Quote the whole listing word for word, please.

======== RECORD EXTRACTS

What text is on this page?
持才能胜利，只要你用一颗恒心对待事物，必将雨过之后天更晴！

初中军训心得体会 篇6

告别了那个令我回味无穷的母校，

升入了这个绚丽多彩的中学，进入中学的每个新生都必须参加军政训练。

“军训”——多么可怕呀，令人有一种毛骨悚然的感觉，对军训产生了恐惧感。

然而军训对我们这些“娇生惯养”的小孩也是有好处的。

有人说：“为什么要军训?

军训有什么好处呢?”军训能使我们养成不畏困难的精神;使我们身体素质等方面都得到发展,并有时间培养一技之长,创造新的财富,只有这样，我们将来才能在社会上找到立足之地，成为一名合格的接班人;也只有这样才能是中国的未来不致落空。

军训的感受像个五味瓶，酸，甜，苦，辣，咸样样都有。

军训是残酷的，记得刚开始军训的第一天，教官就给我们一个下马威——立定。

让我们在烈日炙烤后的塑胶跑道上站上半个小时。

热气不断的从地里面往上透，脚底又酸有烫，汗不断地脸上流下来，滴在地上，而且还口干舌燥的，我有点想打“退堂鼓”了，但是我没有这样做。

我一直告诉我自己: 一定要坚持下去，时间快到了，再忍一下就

================

## TASK OUTPUT:
What text is on this page?
持才能胜利，只要你用一颗恒心对待事物，必将雨过之后天更晴！

初中军训心得体会 篇6

告别了那个令我回味无穷的母校，

升入了这个绚丽多彩的中学，进入中学的每个新生都必须参加军政训练。

“军训”——多么可怕呀，令人有一种毛骨悚然的感觉，对军训产生了恐惧感。

然而军训对我们这些“娇生惯养”的小孩也是有好处的。

有人说：“为什么要军训?

军训有什么好处呢?”军训能使我们养成不畏困难的精神;使我们身体素质等方面都得到发展,并有时间培养一技之长,创造新的财富,只有这样，我们将来才能在社会上找到立足之地，成为一名合格的接班人;也只有这样才能是中国的未来不致落空。

军训的感受像个五味瓶，酸，甜，苦，辣，咸样样都有。

军训是残酷的，记得刚开始军训的第一天，教官就给我们一个下马威——立定。

让我们在烈日炙烤后的塑胶跑道上站上半个小时。

热气不断的从地里面往上透，脚底又酸有烫，汗不断地脸上流下来，滴在地上，而且还口干舌燥的，我有点想打“退堂鼓”了，但是我没有这样做。

我一直告诉我自己: 一定要坚持下去，时间快到了，再忍一下就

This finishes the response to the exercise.